** Begin **
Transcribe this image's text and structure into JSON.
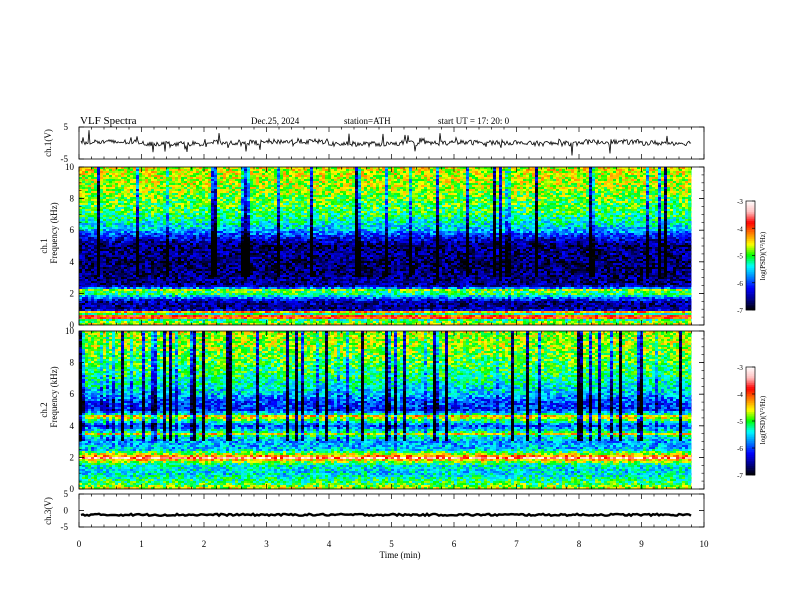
{
  "header": {
    "title": "VLF  Spectra",
    "date": "Dec.25, 2024",
    "station": "station=ATH",
    "start": "start  UT  =    17: 20: 0"
  },
  "colors": {
    "colormap": [
      "#000000",
      "#00008b",
      "#0000ff",
      "#0080ff",
      "#00ffff",
      "#00ff00",
      "#ffff00",
      "#ff8000",
      "#ff0000",
      "#ffc0c0",
      "#ffffff"
    ],
    "trace": "#000000"
  },
  "chart_data": [
    {
      "type": "line",
      "panel": "ch1",
      "ylabel": "ch.1(V)",
      "ylim": [
        -5,
        5
      ],
      "yticks": [
        "5",
        "-5"
      ],
      "xlim": [
        0,
        10
      ],
      "baseline_v": 0.0,
      "description_values": [
        0.2,
        -0.1,
        0.1,
        0.3,
        -0.2,
        0.0,
        0.1,
        -0.1,
        0.2,
        0.0
      ]
    },
    {
      "type": "heatmap",
      "panel": "ch2",
      "ylabel_top": "ch.1",
      "ylabel_bottom": "Frequency  (kHz)",
      "ylim": [
        0,
        10
      ],
      "yticks": [
        "0",
        "2",
        "4",
        "6",
        "8",
        "10"
      ],
      "xlim": [
        0,
        10
      ],
      "colorbar": {
        "label": "log(PSD)(V²/Hz)",
        "range": [
          -7,
          -3
        ],
        "ticks": [
          "-3",
          "-4",
          "-5",
          "-6",
          "-7"
        ]
      },
      "profile_freq_khz": [
        0.0,
        0.3,
        0.6,
        1.0,
        1.5,
        2.0,
        2.2,
        2.5,
        3.0,
        3.5,
        4.0,
        4.5,
        5.0,
        5.5,
        6.0,
        7.0,
        8.0,
        9.0,
        10.0
      ],
      "profile_logpsd": [
        -4.5,
        -5.2,
        -4.8,
        -6.6,
        -6.5,
        -5.0,
        -5.2,
        -6.6,
        -6.6,
        -6.7,
        -6.7,
        -6.6,
        -6.7,
        -6.3,
        -5.6,
        -5.1,
        -4.9,
        -4.7,
        -4.6
      ],
      "lines": [
        {
          "freq_khz": 2.2,
          "logpsd": -4.8
        },
        {
          "freq_khz": 0.8,
          "logpsd": -4.3
        },
        {
          "freq_khz": 0.5,
          "logpsd": -4.0
        }
      ]
    },
    {
      "type": "heatmap",
      "panel": "ch3",
      "ylabel_top": "ch.2",
      "ylabel_bottom": "Frequency  (kHz)",
      "ylim": [
        0,
        10
      ],
      "yticks": [
        "0",
        "2",
        "4",
        "6",
        "8",
        "10"
      ],
      "xlim": [
        0,
        10
      ],
      "colorbar": {
        "label": "log(PSD)(V²/Hz)",
        "range": [
          -7,
          -3
        ],
        "ticks": [
          "-3",
          "-4",
          "-5",
          "-6",
          "-7"
        ]
      },
      "profile_freq_khz": [
        0.0,
        0.3,
        0.6,
        1.0,
        1.5,
        2.0,
        2.5,
        3.0,
        3.5,
        4.0,
        4.5,
        5.0,
        5.5,
        6.0,
        7.0,
        8.0,
        9.0,
        10.0
      ],
      "profile_logpsd": [
        -4.6,
        -5.0,
        -5.2,
        -5.5,
        -5.4,
        -4.0,
        -5.6,
        -5.7,
        -5.0,
        -6.0,
        -4.6,
        -6.1,
        -6.0,
        -5.6,
        -5.2,
        -5.0,
        -4.8,
        -4.7
      ],
      "lines": [
        {
          "freq_khz": 2.0,
          "logpsd": -3.4
        },
        {
          "freq_khz": 3.5,
          "logpsd": -4.5
        },
        {
          "freq_khz": 4.6,
          "logpsd": -4.4
        }
      ]
    },
    {
      "type": "line",
      "panel": "ch3v",
      "ylabel": "ch.3(V)",
      "ylim": [
        -5,
        5
      ],
      "yticks": [
        "5",
        "0",
        "-5"
      ],
      "xlim": [
        0,
        10
      ],
      "baseline_v": -1.3
    }
  ],
  "xaxis": {
    "label": "Time  (min)",
    "ticks": [
      "0",
      "1",
      "2",
      "3",
      "4",
      "5",
      "6",
      "7",
      "8",
      "9",
      "10"
    ],
    "xlim": [
      0,
      10
    ],
    "data_end_min": 9.8
  }
}
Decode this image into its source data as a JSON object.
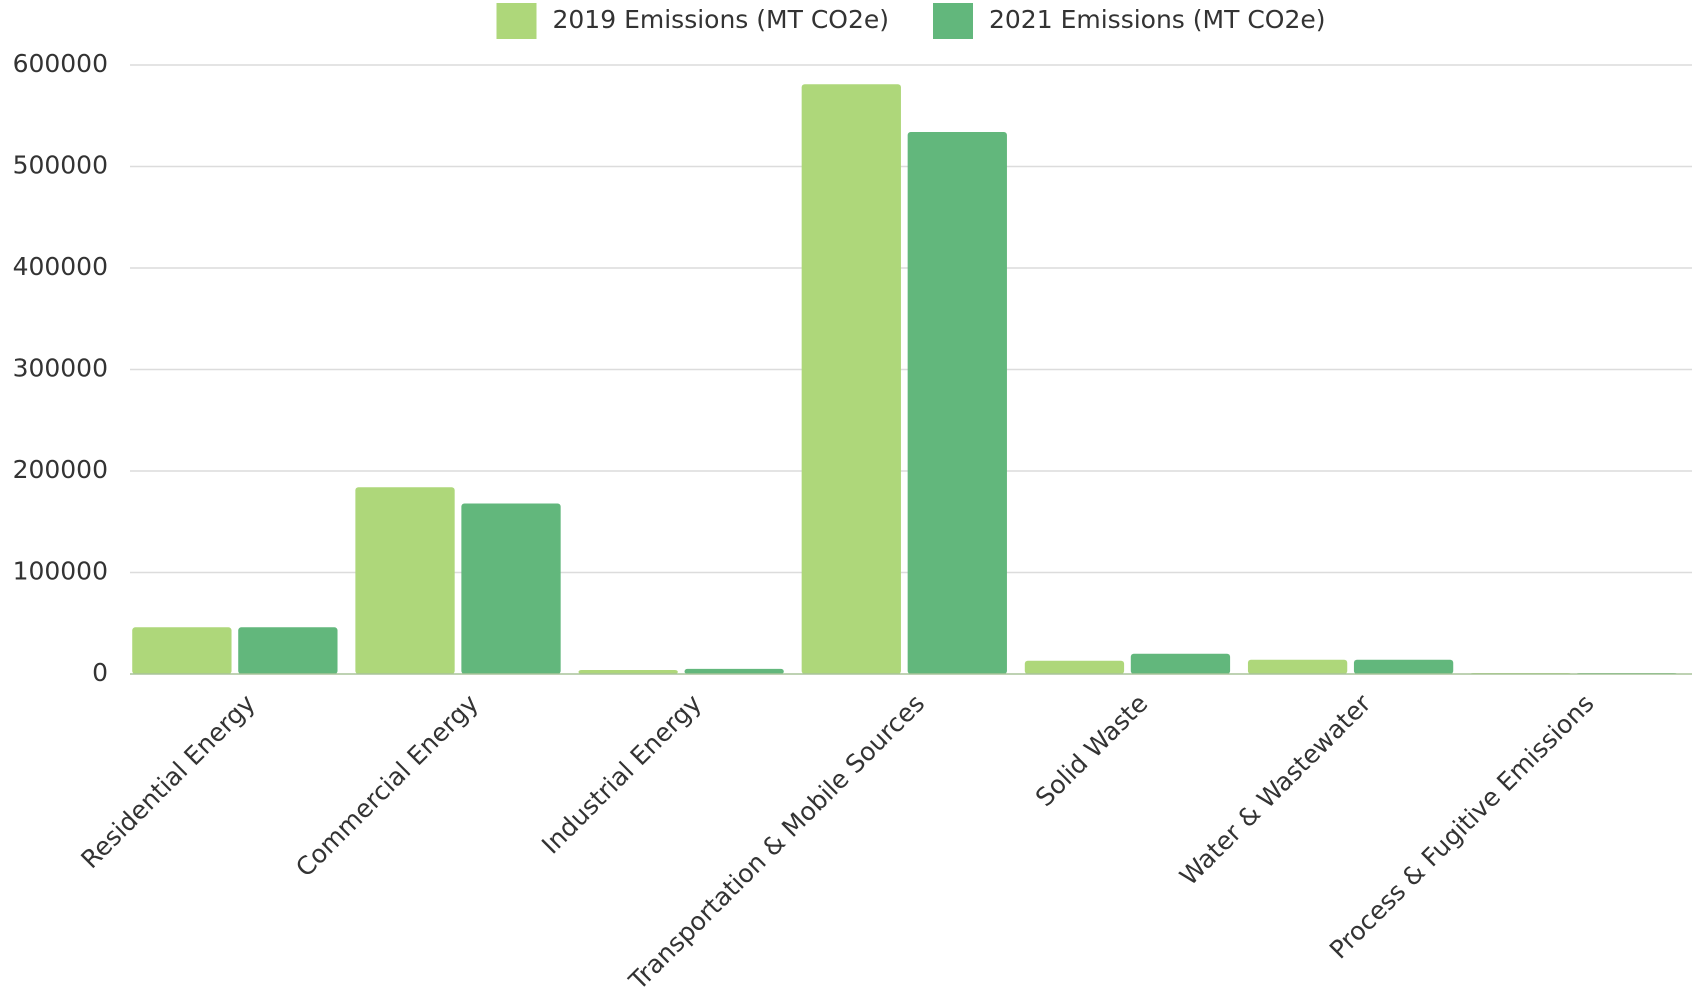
{
  "chart_data": {
    "type": "bar",
    "categories": [
      "Residential Energy",
      "Commercial Energy",
      "Industrial Energy",
      "Transportation & Mobile Sources",
      "Solid Waste",
      "Water & Wastewater",
      "Process & Fugitive Emissions"
    ],
    "series": [
      {
        "name": "2019 Emissions (MT CO2e)",
        "color": "#aed77a",
        "values": [
          46000,
          184000,
          4000,
          581000,
          13000,
          14000,
          1000
        ]
      },
      {
        "name": "2021 Emissions (MT CO2e)",
        "color": "#62b77c",
        "values": [
          46000,
          168000,
          5000,
          534000,
          20000,
          14000,
          1000
        ]
      }
    ],
    "ylim": [
      0,
      600000
    ],
    "yticks": [
      0,
      100000,
      200000,
      300000,
      400000,
      500000,
      600000
    ],
    "grid": true,
    "legend": "top"
  }
}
** End **
WORK TO BE COMPLETED >>
Return all the entries word for word, but omit any pictures they contain.

RESPONSE TO THIS EXERCISE >>
Transcribe this image's text and structure into JSON.
{
  "header": {
    "title": "VLF  Spectra",
    "date": "Dec.25, 2024",
    "station": "station=ATH",
    "start": "start  UT  =    17: 20: 0"
  },
  "colors": {
    "colormap": [
      "#000000",
      "#00008b",
      "#0000ff",
      "#0080ff",
      "#00ffff",
      "#00ff00",
      "#ffff00",
      "#ff8000",
      "#ff0000",
      "#ffc0c0",
      "#ffffff"
    ],
    "trace": "#000000"
  },
  "chart_data": [
    {
      "type": "line",
      "panel": "ch1",
      "ylabel": "ch.1(V)",
      "ylim": [
        -5,
        5
      ],
      "yticks": [
        "5",
        "-5"
      ],
      "xlim": [
        0,
        10
      ],
      "baseline_v": 0.0,
      "description_values": [
        0.2,
        -0.1,
        0.1,
        0.3,
        -0.2,
        0.0,
        0.1,
        -0.1,
        0.2,
        0.0
      ]
    },
    {
      "type": "heatmap",
      "panel": "ch2",
      "ylabel_top": "ch.1",
      "ylabel_bottom": "Frequency  (kHz)",
      "ylim": [
        0,
        10
      ],
      "yticks": [
        "0",
        "2",
        "4",
        "6",
        "8",
        "10"
      ],
      "xlim": [
        0,
        10
      ],
      "colorbar": {
        "label": "log(PSD)(V²/Hz)",
        "range": [
          -7,
          -3
        ],
        "ticks": [
          "-3",
          "-4",
          "-5",
          "-6",
          "-7"
        ]
      },
      "profile_freq_khz": [
        0.0,
        0.3,
        0.6,
        1.0,
        1.5,
        2.0,
        2.2,
        2.5,
        3.0,
        3.5,
        4.0,
        4.5,
        5.0,
        5.5,
        6.0,
        7.0,
        8.0,
        9.0,
        10.0
      ],
      "profile_logpsd": [
        -4.5,
        -5.2,
        -4.8,
        -6.6,
        -6.5,
        -5.0,
        -5.2,
        -6.6,
        -6.6,
        -6.7,
        -6.7,
        -6.6,
        -6.7,
        -6.3,
        -5.6,
        -5.1,
        -4.9,
        -4.7,
        -4.6
      ],
      "lines": [
        {
          "freq_khz": 2.2,
          "logpsd": -4.8
        },
        {
          "freq_khz": 0.8,
          "logpsd": -4.3
        },
        {
          "freq_khz": 0.5,
          "logpsd": -4.0
        }
      ]
    },
    {
      "type": "heatmap",
      "panel": "ch3",
      "ylabel_top": "ch.2",
      "ylabel_bottom": "Frequency  (kHz)",
      "ylim": [
        0,
        10
      ],
      "yticks": [
        "0",
        "2",
        "4",
        "6",
        "8",
        "10"
      ],
      "xlim": [
        0,
        10
      ],
      "colorbar": {
        "label": "log(PSD)(V²/Hz)",
        "range": [
          -7,
          -3
        ],
        "ticks": [
          "-3",
          "-4",
          "-5",
          "-6",
          "-7"
        ]
      },
      "profile_freq_khz": [
        0.0,
        0.3,
        0.6,
        1.0,
        1.5,
        2.0,
        2.5,
        3.0,
        3.5,
        4.0,
        4.5,
        5.0,
        5.5,
        6.0,
        7.0,
        8.0,
        9.0,
        10.0
      ],
      "profile_logpsd": [
        -4.6,
        -5.0,
        -5.2,
        -5.5,
        -5.4,
        -4.0,
        -5.6,
        -5.7,
        -5.0,
        -6.0,
        -4.6,
        -6.1,
        -6.0,
        -5.6,
        -5.2,
        -5.0,
        -4.8,
        -4.7
      ],
      "lines": [
        {
          "freq_khz": 2.0,
          "logpsd": -3.4
        },
        {
          "freq_khz": 3.5,
          "logpsd": -4.5
        },
        {
          "freq_khz": 4.6,
          "logpsd": -4.4
        }
      ]
    },
    {
      "type": "line",
      "panel": "ch3v",
      "ylabel": "ch.3(V)",
      "ylim": [
        -5,
        5
      ],
      "yticks": [
        "5",
        "0",
        "-5"
      ],
      "xlim": [
        0,
        10
      ],
      "baseline_v": -1.3
    }
  ],
  "xaxis": {
    "label": "Time  (min)",
    "ticks": [
      "0",
      "1",
      "2",
      "3",
      "4",
      "5",
      "6",
      "7",
      "8",
      "9",
      "10"
    ],
    "xlim": [
      0,
      10
    ],
    "data_end_min": 9.8
  }
}
Decode this image into its source data as a JSON object.
{
  "chart_data": {
    "type": "bar",
    "categories": [
      "Residential Energy",
      "Commercial Energy",
      "Industrial Energy",
      "Transportation & Mobile Sources",
      "Solid Waste",
      "Water & Wastewater",
      "Process & Fugitive Emissions"
    ],
    "series": [
      {
        "name": "2019 Emissions (MT CO2e)",
        "color": "#aed77a",
        "values": [
          46000,
          184000,
          4000,
          581000,
          13000,
          14000,
          1000
        ]
      },
      {
        "name": "2021 Emissions (MT CO2e)",
        "color": "#62b77c",
        "values": [
          46000,
          168000,
          5000,
          534000,
          20000,
          14000,
          1000
        ]
      }
    ],
    "ylim": [
      0,
      600000
    ],
    "yticks": [
      0,
      100000,
      200000,
      300000,
      400000,
      500000,
      600000
    ],
    "grid": true,
    "legend": "top"
  }
}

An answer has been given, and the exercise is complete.